• _Record set_:
++++++

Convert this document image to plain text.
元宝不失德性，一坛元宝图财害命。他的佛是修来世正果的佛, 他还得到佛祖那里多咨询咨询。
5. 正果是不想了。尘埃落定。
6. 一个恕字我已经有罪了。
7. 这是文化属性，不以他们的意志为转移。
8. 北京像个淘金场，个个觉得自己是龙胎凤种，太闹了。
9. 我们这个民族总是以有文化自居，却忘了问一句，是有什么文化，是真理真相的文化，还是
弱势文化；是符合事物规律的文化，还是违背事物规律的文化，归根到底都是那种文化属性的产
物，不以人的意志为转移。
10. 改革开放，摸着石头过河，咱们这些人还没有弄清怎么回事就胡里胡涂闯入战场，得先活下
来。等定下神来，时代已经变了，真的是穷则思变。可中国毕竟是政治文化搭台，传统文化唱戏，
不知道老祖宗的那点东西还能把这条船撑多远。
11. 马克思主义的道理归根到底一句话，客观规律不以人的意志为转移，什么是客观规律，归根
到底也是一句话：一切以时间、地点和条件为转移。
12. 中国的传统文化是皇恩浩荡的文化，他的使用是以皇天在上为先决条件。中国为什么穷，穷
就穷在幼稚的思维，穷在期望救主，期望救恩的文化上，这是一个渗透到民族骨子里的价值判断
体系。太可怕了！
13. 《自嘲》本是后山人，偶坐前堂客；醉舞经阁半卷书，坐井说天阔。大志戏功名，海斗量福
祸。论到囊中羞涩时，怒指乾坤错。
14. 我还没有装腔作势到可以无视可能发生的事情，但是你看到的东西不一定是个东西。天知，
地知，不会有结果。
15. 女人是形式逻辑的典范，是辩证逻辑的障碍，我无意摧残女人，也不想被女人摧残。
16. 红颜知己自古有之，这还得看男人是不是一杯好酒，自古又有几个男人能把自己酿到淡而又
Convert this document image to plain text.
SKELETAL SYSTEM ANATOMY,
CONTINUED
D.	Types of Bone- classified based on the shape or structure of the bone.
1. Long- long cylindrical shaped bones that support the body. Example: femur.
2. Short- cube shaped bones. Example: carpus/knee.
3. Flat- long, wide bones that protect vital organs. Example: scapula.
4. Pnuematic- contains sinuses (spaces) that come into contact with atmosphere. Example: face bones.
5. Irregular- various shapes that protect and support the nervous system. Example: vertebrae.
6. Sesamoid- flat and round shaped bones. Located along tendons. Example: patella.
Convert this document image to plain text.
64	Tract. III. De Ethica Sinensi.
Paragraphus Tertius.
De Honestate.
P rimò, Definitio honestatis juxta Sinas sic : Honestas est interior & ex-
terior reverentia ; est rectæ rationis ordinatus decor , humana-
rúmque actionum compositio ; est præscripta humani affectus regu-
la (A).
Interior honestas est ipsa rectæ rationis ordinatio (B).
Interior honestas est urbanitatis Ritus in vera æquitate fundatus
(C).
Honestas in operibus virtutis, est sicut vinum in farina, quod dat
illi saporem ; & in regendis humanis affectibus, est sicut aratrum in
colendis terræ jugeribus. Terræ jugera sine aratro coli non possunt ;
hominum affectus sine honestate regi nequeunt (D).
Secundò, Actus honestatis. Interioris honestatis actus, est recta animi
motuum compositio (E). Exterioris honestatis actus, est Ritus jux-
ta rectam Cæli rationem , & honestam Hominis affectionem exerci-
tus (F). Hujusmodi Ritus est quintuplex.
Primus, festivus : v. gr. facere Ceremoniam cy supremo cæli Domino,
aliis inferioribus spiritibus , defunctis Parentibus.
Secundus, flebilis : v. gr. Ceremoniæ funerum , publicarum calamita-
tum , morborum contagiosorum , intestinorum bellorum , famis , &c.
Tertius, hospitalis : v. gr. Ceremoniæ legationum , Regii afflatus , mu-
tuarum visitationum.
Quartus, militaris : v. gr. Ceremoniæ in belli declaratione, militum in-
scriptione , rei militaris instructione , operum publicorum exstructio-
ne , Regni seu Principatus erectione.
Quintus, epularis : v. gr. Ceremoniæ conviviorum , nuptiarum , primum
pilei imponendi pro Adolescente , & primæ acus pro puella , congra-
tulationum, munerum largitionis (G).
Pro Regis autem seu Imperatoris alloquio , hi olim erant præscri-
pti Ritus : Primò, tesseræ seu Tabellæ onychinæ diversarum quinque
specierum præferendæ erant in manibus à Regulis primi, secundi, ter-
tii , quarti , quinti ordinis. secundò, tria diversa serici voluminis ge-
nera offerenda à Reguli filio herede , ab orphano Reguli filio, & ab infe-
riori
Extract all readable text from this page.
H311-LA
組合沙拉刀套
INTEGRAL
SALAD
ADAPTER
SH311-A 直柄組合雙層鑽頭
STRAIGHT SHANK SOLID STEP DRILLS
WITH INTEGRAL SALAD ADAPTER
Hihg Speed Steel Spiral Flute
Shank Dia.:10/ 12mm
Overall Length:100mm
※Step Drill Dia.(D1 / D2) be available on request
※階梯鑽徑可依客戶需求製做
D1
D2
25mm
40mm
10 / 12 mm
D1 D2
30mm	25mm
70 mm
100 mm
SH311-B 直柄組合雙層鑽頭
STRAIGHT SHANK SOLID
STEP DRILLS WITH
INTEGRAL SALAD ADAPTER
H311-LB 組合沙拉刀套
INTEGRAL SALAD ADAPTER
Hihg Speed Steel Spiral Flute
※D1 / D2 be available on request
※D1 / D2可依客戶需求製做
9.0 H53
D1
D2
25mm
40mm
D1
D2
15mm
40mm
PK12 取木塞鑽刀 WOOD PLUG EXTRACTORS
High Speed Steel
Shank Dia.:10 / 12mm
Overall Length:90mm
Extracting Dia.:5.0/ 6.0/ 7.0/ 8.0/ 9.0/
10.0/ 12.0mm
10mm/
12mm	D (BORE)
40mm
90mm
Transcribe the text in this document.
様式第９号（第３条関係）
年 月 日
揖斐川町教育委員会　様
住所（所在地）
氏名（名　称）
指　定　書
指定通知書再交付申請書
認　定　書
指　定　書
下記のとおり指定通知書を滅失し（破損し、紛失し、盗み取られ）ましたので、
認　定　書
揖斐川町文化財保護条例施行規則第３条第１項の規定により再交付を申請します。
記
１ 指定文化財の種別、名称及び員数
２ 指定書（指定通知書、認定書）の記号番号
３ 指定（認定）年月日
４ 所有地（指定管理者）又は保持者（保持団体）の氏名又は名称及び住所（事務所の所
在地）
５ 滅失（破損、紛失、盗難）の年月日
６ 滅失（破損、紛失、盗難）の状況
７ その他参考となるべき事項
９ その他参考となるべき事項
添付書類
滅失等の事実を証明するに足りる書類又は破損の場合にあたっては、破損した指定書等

++++++

• _Requirements_: Reproduce each record shown above without altering a single word.

• _The solution_:
Convert this document image to plain text.
元宝不失德性，一坛元宝图财害命。他的佛是修来世正果的佛, 他还得到佛祖那里多咨询咨询。
5. 正果是不想了。尘埃落定。
6. 一个恕字我已经有罪了。
7. 这是文化属性，不以他们的意志为转移。
8. 北京像个淘金场，个个觉得自己是龙胎凤种，太闹了。
9. 我们这个民族总是以有文化自居，却忘了问一句，是有什么文化，是真理真相的文化，还是
弱势文化；是符合事物规律的文化，还是违背事物规律的文化，归根到底都是那种文化属性的产
物，不以人的意志为转移。
10. 改革开放，摸着石头过河，咱们这些人还没有弄清怎么回事就胡里胡涂闯入战场，得先活下
来。等定下神来，时代已经变了，真的是穷则思变。可中国毕竟是政治文化搭台，传统文化唱戏，
不知道老祖宗的那点东西还能把这条船撑多远。
11. 马克思主义的道理归根到底一句话，客观规律不以人的意志为转移，什么是客观规律，归根
到底也是一句话：一切以时间、地点和条件为转移。
12. 中国的传统文化是皇恩浩荡的文化，他的使用是以皇天在上为先决条件。中国为什么穷，穷
就穷在幼稚的思维，穷在期望救主，期望救恩的文化上，这是一个渗透到民族骨子里的价值判断
体系。太可怕了！
13. 《自嘲》本是后山人，偶坐前堂客；醉舞经阁半卷书，坐井说天阔。大志戏功名，海斗量福
祸。论到囊中羞涩时，怒指乾坤错。
14. 我还没有装腔作势到可以无视可能发生的事情，但是你看到的东西不一定是个东西。天知，
地知，不会有结果。
15. 女人是形式逻辑的典范，是辩证逻辑的障碍，我无意摧残女人，也不想被女人摧残。
16. 红颜知己自古有之，这还得看男人是不是一杯好酒，自古又有几个男人能把自己酿到淡而又
Convert this document image to plain text.
SKELETAL SYSTEM ANATOMY,
CONTINUED
D.	Types of Bone- classified based on the shape or structure of the bone.
1. Long- long cylindrical shaped bones that support the body. Example: femur.
2. Short- cube shaped bones. Example: carpus/knee.
3. Flat- long, wide bones that protect vital organs. Example: scapula.
4. Pnuematic- contains sinuses (spaces) that come into contact with atmosphere. Example: face bones.
5. Irregular- various shapes that protect and support the nervous system. Example: vertebrae.
6. Sesamoid- flat and round shaped bones. Located along tendons. Example: patella.
Convert this document image to plain text.
64	Tract. III. De Ethica Sinensi.
Paragraphus Tertius.
De Honestate.
P rimò, Definitio honestatis juxta Sinas sic : Honestas est interior & ex-
terior reverentia ; est rectæ rationis ordinatus decor , humana-
rúmque actionum compositio ; est præscripta humani affectus regu-
la (A).
Interior honestas est ipsa rectæ rationis ordinatio (B).
Interior honestas est urbanitatis Ritus in vera æquitate fundatus
(C).
Honestas in operibus virtutis, est sicut vinum in farina, quod dat
illi saporem ; & in regendis humanis affectibus, est sicut aratrum in
colendis terræ jugeribus. Terræ jugera sine aratro coli non possunt ;
hominum affectus sine honestate regi nequeunt (D).
Secundò, Actus honestatis. Interioris honestatis actus, est recta animi
motuum compositio (E). Exterioris honestatis actus, est Ritus jux-
ta rectam Cæli rationem , & honestam Hominis affectionem exerci-
tus (F). Hujusmodi Ritus est quintuplex.
Primus, festivus : v. gr. facere Ceremoniam cy supremo cæli Domino,
aliis inferioribus spiritibus , defunctis Parentibus.
Secundus, flebilis : v. gr. Ceremoniæ funerum , publicarum calamita-
tum , morborum contagiosorum , intestinorum bellorum , famis , &c.
Tertius, hospitalis : v. gr. Ceremoniæ legationum , Regii afflatus , mu-
tuarum visitationum.
Quartus, militaris : v. gr. Ceremoniæ in belli declaratione, militum in-
scriptione , rei militaris instructione , operum publicorum exstructio-
ne , Regni seu Principatus erectione.
Quintus, epularis : v. gr. Ceremoniæ conviviorum , nuptiarum , primum
pilei imponendi pro Adolescente , & primæ acus pro puella , congra-
tulationum, munerum largitionis (G).
Pro Regis autem seu Imperatoris alloquio , hi olim erant præscri-
pti Ritus : Primò, tesseræ seu Tabellæ onychinæ diversarum quinque
specierum præferendæ erant in manibus à Regulis primi, secundi, ter-
tii , quarti , quinti ordinis. secundò, tria diversa serici voluminis ge-
nera offerenda à Reguli filio herede , ab orphano Reguli filio, & ab infe-
riori
Extract all readable text from this page.
H311-LA
組合沙拉刀套
INTEGRAL
SALAD
ADAPTER
SH311-A 直柄組合雙層鑽頭
STRAIGHT SHANK SOLID STEP DRILLS
WITH INTEGRAL SALAD ADAPTER
Hihg Speed Steel Spiral Flute
Shank Dia.:10/ 12mm
Overall Length:100mm
※Step Drill Dia.(D1 / D2) be available on request
※階梯鑽徑可依客戶需求製做
D1
D2
25mm
40mm
10 / 12 mm
D1 D2
30mm	25mm
70 mm
100 mm
SH311-B 直柄組合雙層鑽頭
STRAIGHT SHANK SOLID
STEP DRILLS WITH
INTEGRAL SALAD ADAPTER
H311-LB 組合沙拉刀套
INTEGRAL SALAD ADAPTER
Hihg Speed Steel Spiral Flute
※D1 / D2 be available on request
※D1 / D2可依客戶需求製做
9.0 H53
D1
D2
25mm
40mm
D1
D2
15mm
40mm
PK12 取木塞鑽刀 WOOD PLUG EXTRACTORS
High Speed Steel
Shank Dia.:10 / 12mm
Overall Length:90mm
Extracting Dia.:5.0/ 6.0/ 7.0/ 8.0/ 9.0/
10.0/ 12.0mm
10mm/
12mm	D (BORE)
40mm
90mm
Transcribe the text in this document.
様式第９号（第３条関係）
年 月 日
揖斐川町教育委員会　様
住所（所在地）
氏名（名　称）
指　定　書
指定通知書再交付申請書
認　定　書
指　定　書
下記のとおり指定通知書を滅失し（破損し、紛失し、盗み取られ）ましたので、
認　定　書
揖斐川町文化財保護条例施行規則第３条第１項の規定により再交付を申請します。
記
１ 指定文化財の種別、名称及び員数
２ 指定書（指定通知書、認定書）の記号番号
３ 指定（認定）年月日
４ 所有地（指定管理者）又は保持者（保持団体）の氏名又は名称及び住所（事務所の所
在地）
５ 滅失（破損、紛失、盗難）の年月日
６ 滅失（破損、紛失、盗難）の状況
７ その他参考となるべき事項
９ その他参考となるべき事項
添付書類
滅失等の事実を証明するに足りる書類又は破損の場合にあたっては、破損した指定書等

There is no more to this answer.